start DATA FOR THE TASK

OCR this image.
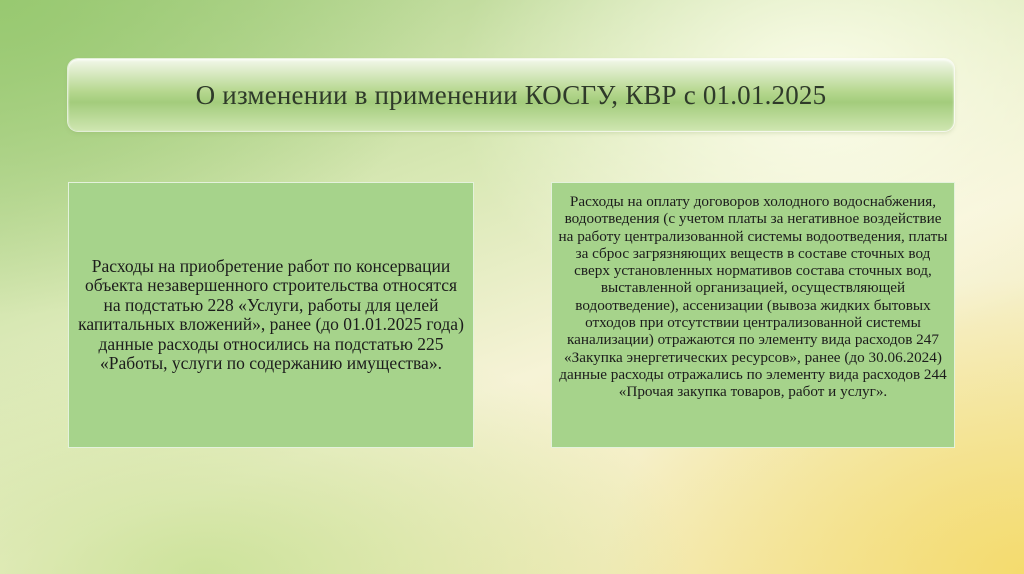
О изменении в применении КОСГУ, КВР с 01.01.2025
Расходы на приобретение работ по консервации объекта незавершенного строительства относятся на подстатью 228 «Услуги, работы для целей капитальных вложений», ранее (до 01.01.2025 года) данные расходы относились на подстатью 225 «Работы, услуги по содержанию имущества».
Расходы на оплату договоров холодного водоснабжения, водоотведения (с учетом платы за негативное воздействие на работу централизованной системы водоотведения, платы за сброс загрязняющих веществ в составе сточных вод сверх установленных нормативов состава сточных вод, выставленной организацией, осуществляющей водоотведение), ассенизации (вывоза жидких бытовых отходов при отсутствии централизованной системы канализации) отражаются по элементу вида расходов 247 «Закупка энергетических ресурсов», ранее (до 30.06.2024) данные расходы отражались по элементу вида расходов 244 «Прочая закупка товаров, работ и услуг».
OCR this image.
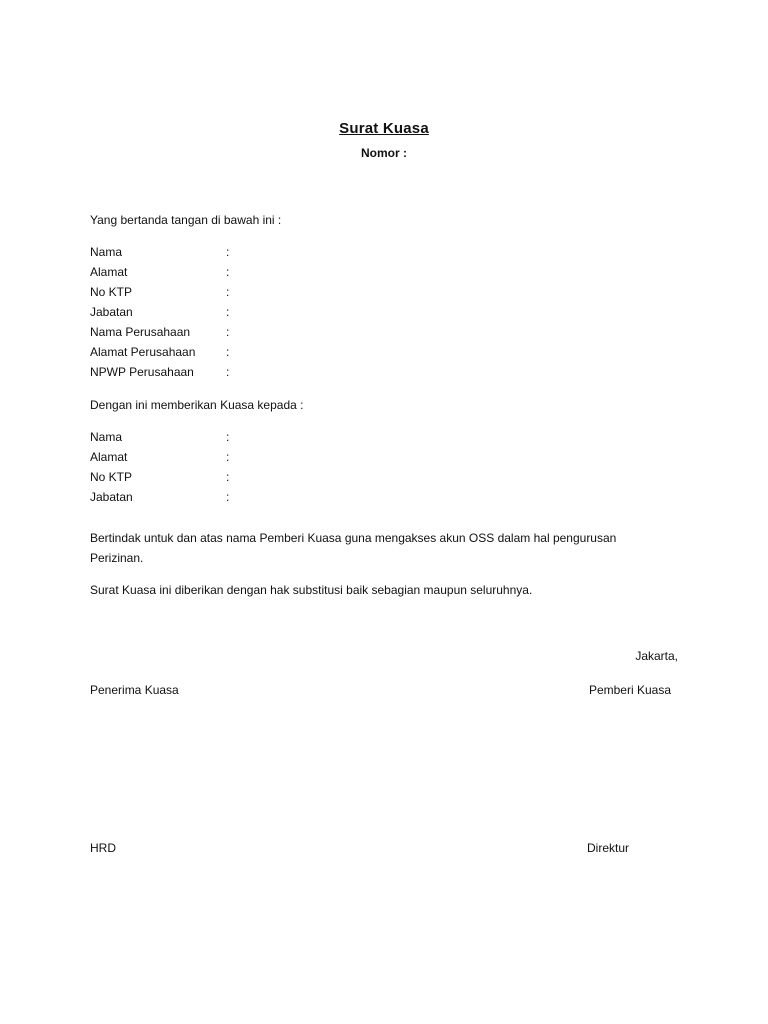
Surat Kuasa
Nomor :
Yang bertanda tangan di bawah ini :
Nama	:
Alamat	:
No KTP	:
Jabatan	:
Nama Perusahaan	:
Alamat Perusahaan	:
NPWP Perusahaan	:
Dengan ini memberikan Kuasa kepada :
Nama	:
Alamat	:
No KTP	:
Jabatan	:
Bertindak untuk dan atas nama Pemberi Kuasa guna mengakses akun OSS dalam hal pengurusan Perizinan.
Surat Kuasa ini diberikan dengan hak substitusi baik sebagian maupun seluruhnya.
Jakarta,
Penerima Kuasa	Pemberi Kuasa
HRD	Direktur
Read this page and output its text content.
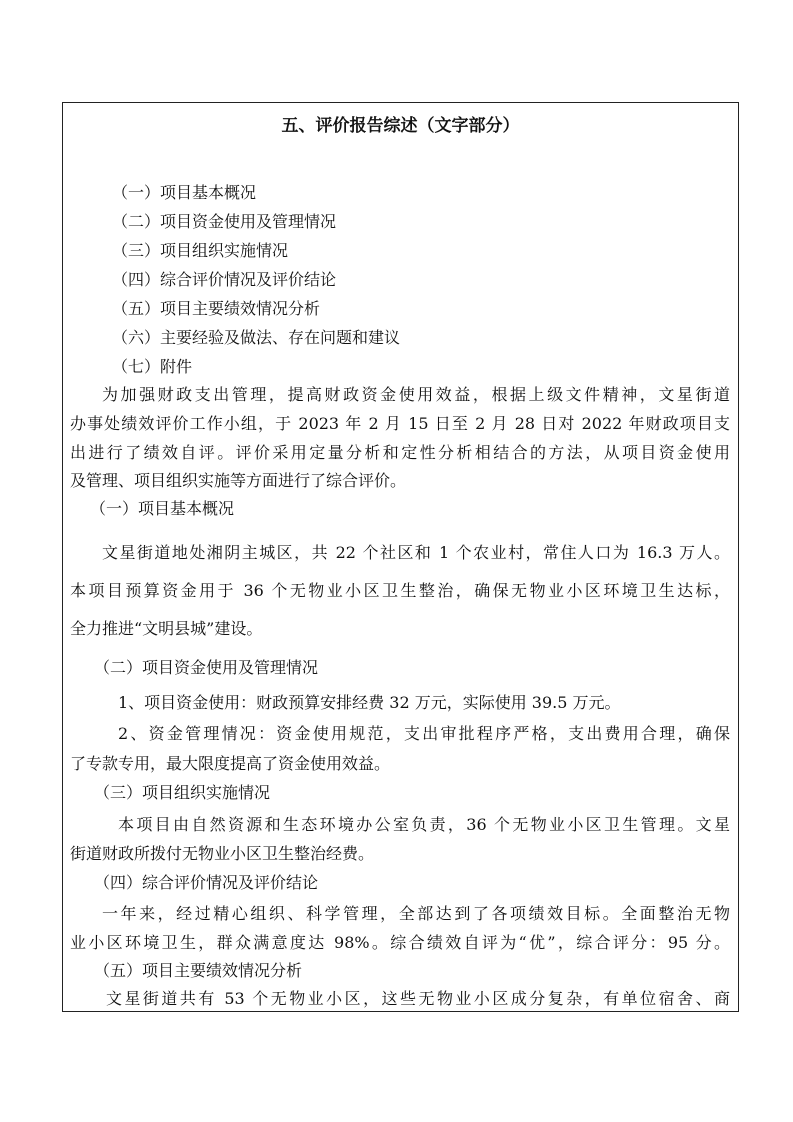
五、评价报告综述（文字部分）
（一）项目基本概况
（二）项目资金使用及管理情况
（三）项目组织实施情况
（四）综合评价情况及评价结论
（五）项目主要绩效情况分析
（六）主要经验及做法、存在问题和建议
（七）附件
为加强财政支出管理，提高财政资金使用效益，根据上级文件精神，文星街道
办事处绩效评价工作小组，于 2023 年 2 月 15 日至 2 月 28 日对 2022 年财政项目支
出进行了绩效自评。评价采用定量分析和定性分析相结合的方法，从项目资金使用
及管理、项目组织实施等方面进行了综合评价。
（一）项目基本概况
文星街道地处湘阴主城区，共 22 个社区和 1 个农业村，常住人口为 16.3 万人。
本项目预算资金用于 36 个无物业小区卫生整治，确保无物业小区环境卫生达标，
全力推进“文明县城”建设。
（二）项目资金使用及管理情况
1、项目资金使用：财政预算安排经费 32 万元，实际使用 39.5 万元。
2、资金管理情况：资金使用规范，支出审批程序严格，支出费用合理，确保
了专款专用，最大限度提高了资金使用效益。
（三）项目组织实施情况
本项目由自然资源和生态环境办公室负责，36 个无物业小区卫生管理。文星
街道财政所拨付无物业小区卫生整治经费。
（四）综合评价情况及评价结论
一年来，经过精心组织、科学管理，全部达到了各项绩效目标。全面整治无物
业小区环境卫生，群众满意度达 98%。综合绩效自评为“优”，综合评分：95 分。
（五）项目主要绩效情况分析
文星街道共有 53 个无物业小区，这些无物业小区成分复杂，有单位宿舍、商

end DATA FOR THE TASK
start DATA FOR THE TASK

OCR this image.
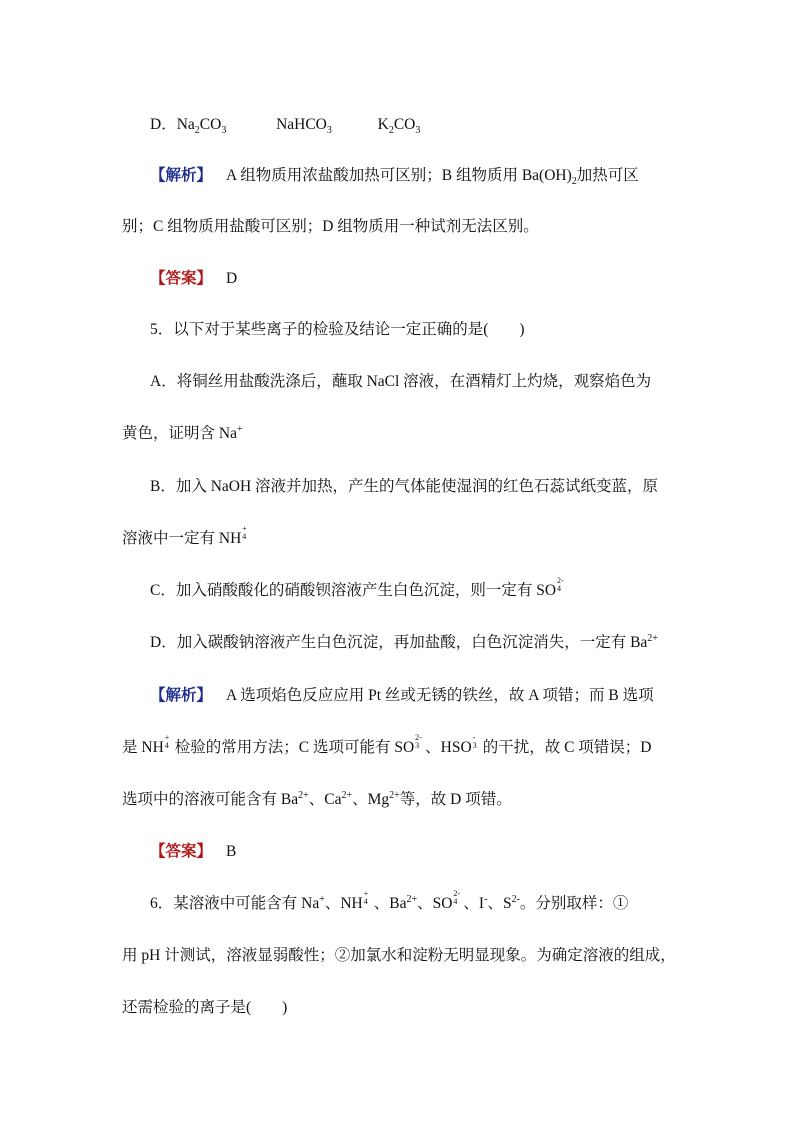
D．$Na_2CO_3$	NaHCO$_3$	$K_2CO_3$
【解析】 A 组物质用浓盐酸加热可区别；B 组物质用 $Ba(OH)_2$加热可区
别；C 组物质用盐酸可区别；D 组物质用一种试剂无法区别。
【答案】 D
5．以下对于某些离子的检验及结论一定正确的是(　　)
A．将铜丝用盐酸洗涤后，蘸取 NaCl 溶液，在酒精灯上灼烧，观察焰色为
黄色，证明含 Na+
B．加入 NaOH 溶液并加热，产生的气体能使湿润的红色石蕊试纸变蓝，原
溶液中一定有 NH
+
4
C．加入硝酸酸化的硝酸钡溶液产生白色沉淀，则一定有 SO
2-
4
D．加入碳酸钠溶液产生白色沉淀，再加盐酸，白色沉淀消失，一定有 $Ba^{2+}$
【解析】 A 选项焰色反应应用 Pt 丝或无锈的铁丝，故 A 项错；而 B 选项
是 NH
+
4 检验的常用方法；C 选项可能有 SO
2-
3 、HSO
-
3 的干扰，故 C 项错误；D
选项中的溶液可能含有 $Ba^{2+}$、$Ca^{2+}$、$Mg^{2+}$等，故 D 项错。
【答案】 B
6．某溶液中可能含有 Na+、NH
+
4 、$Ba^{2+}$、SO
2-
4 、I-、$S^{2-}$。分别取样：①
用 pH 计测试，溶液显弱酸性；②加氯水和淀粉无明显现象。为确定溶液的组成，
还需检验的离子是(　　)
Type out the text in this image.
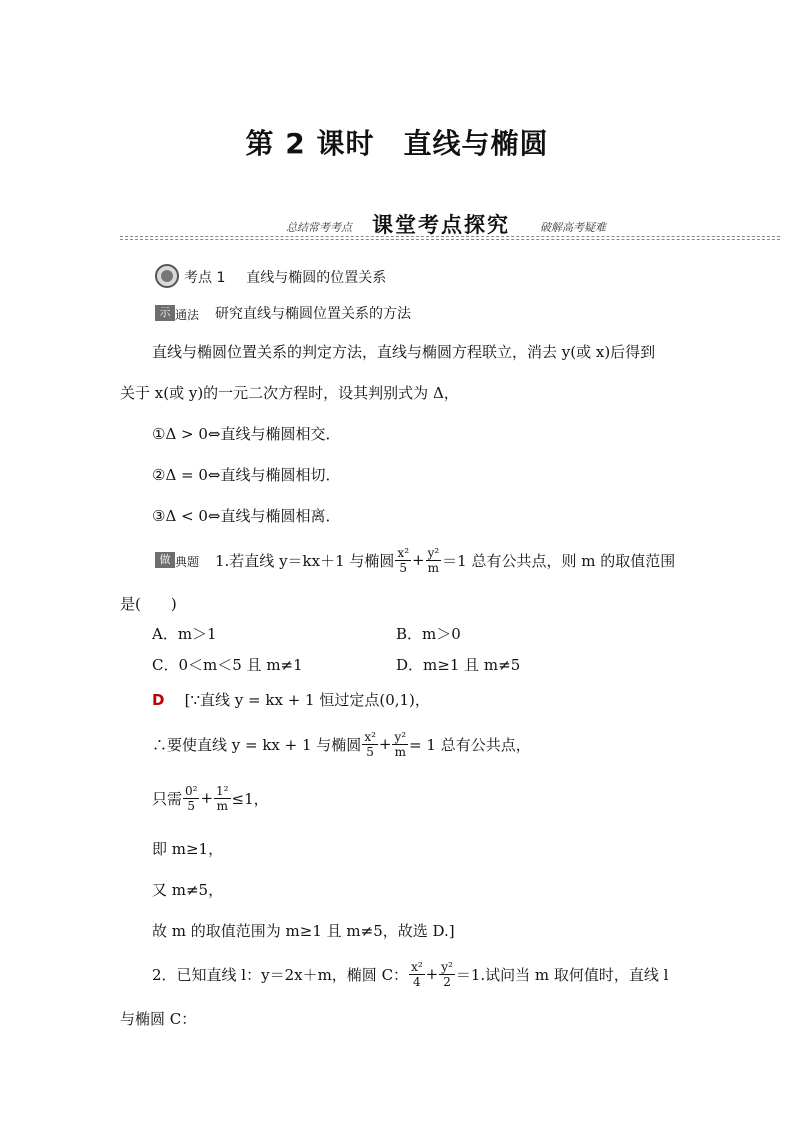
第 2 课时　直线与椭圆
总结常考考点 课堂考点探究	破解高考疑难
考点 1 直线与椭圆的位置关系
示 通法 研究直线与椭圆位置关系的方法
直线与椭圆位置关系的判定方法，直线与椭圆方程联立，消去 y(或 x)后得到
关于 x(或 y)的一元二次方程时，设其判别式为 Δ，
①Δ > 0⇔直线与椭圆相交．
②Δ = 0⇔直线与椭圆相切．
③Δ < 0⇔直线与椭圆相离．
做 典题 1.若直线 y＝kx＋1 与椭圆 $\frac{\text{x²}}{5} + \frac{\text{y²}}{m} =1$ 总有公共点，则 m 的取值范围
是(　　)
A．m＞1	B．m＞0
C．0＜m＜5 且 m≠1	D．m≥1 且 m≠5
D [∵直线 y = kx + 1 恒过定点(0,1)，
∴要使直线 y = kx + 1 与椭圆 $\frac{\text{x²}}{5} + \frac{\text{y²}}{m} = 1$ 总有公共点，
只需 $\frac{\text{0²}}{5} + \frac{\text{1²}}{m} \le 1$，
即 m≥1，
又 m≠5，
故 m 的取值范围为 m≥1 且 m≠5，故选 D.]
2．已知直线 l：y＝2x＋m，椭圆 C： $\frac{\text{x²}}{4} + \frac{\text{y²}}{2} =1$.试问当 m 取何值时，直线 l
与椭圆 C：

end DATA FOR THE TASK

◆ TASK INSTRUCTIONS
Check each line above for the string "frac" and report how many lines have it, giving only the number.

◆ EXERCISE SOLUTION
4